Exercise details: Set down the data below without change, skipping the pictures it holds.
↓↓↓
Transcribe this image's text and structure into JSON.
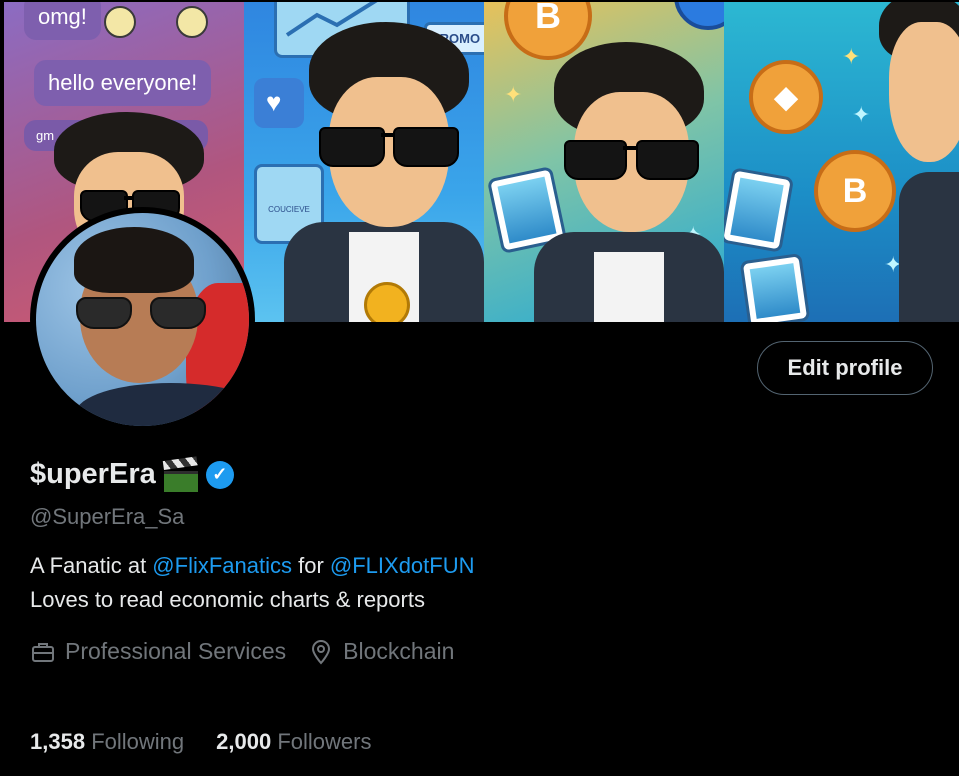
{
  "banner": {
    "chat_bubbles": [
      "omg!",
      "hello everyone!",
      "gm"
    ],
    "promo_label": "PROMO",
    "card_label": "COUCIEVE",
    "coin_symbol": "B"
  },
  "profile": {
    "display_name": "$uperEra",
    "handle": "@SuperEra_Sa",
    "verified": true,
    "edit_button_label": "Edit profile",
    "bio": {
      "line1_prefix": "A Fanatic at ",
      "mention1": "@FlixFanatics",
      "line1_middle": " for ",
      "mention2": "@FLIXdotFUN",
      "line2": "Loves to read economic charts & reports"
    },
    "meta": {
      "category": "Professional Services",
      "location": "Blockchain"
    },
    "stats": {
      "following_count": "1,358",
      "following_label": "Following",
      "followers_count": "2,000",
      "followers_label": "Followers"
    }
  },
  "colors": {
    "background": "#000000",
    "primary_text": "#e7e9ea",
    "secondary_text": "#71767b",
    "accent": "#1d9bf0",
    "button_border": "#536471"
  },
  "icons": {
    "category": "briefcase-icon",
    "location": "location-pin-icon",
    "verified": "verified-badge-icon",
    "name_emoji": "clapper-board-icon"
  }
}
↑↑↑
Answer for the task:
Transcribe this image's text and structure into JSON.
{
  "banner": {
    "chat_bubbles": [
      "omg!",
      "hello everyone!",
      "gm"
    ],
    "promo_label": "PROMO",
    "card_label": "COUCIEVE",
    "coin_symbol": "B"
  },
  "profile": {
    "display_name": "$uperEra",
    "handle": "@SuperEra_Sa",
    "verified": true,
    "edit_button_label": "Edit profile",
    "bio": {
      "line1_prefix": "A Fanatic at ",
      "mention1": "@FlixFanatics",
      "line1_middle": " for ",
      "mention2": "@FLIXdotFUN",
      "line2": "Loves to read economic charts & reports"
    },
    "meta": {
      "category": "Professional Services",
      "location": "Blockchain"
    },
    "stats": {
      "following_count": "1,358",
      "following_label": "Following",
      "followers_count": "2,000",
      "followers_label": "Followers"
    }
  },
  "colors": {
    "background": "#000000",
    "primary_text": "#e7e9ea",
    "secondary_text": "#71767b",
    "accent": "#1d9bf0",
    "button_border": "#536471"
  },
  "icons": {
    "category": "briefcase-icon",
    "location": "location-pin-icon",
    "verified": "verified-badge-icon",
    "name_emoji": "clapper-board-icon"
  }
}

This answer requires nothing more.